→ Tâche courte:
Recopiez fidèlement, sans rien modifier, chacune des lignes des items qui suivent.

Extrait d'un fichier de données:
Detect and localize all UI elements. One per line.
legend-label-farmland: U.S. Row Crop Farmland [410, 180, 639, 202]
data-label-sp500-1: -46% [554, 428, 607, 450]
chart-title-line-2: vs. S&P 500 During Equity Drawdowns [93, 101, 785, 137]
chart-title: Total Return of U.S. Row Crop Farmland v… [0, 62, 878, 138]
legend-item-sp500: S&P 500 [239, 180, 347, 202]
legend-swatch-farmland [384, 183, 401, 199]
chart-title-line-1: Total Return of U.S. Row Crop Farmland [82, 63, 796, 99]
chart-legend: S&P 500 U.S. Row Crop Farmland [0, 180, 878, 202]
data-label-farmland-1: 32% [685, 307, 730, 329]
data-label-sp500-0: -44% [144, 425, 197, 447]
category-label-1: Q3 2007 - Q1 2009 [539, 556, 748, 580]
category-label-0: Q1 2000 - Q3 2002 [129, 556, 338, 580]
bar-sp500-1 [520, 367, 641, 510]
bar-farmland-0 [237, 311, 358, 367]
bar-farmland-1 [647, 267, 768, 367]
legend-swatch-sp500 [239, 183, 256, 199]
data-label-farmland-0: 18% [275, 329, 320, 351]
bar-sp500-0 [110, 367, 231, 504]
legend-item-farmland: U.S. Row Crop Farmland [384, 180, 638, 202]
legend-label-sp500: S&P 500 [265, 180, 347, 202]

→ Corrigé de l'exercice:
Detect and localize all UI elements. One per line.
legend-label-farmland: U.S. Row Crop Farmland [410, 180, 639, 202]
data-label-sp500-1: -46% [554, 428, 607, 450]
chart-title-line-2: vs. S&P 500 During Equity Drawdowns [93, 101, 785, 137]
chart-title: Total Return of U.S. Row Crop Farmland v… [0, 62, 878, 138]
legend-item-sp500: S&P 500 [239, 180, 347, 202]
legend-swatch-farmland [384, 183, 401, 199]
chart-title-line-1: Total Return of U.S. Row Crop Farmland [82, 63, 796, 99]
chart-legend: S&P 500 U.S. Row Crop Farmland [0, 180, 878, 202]
data-label-farmland-1: 32% [685, 307, 730, 329]
data-label-sp500-0: -44% [144, 425, 197, 447]
category-label-1: Q3 2007 - Q1 2009 [539, 556, 748, 580]
category-label-0: Q1 2000 - Q3 2002 [129, 556, 338, 580]
bar-sp500-1 [520, 367, 641, 510]
bar-farmland-0 [237, 311, 358, 367]
bar-farmland-1 [647, 267, 768, 367]
legend-swatch-sp500 [239, 183, 256, 199]
data-label-farmland-0: 18% [275, 329, 320, 351]
bar-sp500-0 [110, 367, 231, 504]
legend-item-farmland: U.S. Row Crop Farmland [384, 180, 638, 202]
legend-label-sp500: S&P 500 [265, 180, 347, 202]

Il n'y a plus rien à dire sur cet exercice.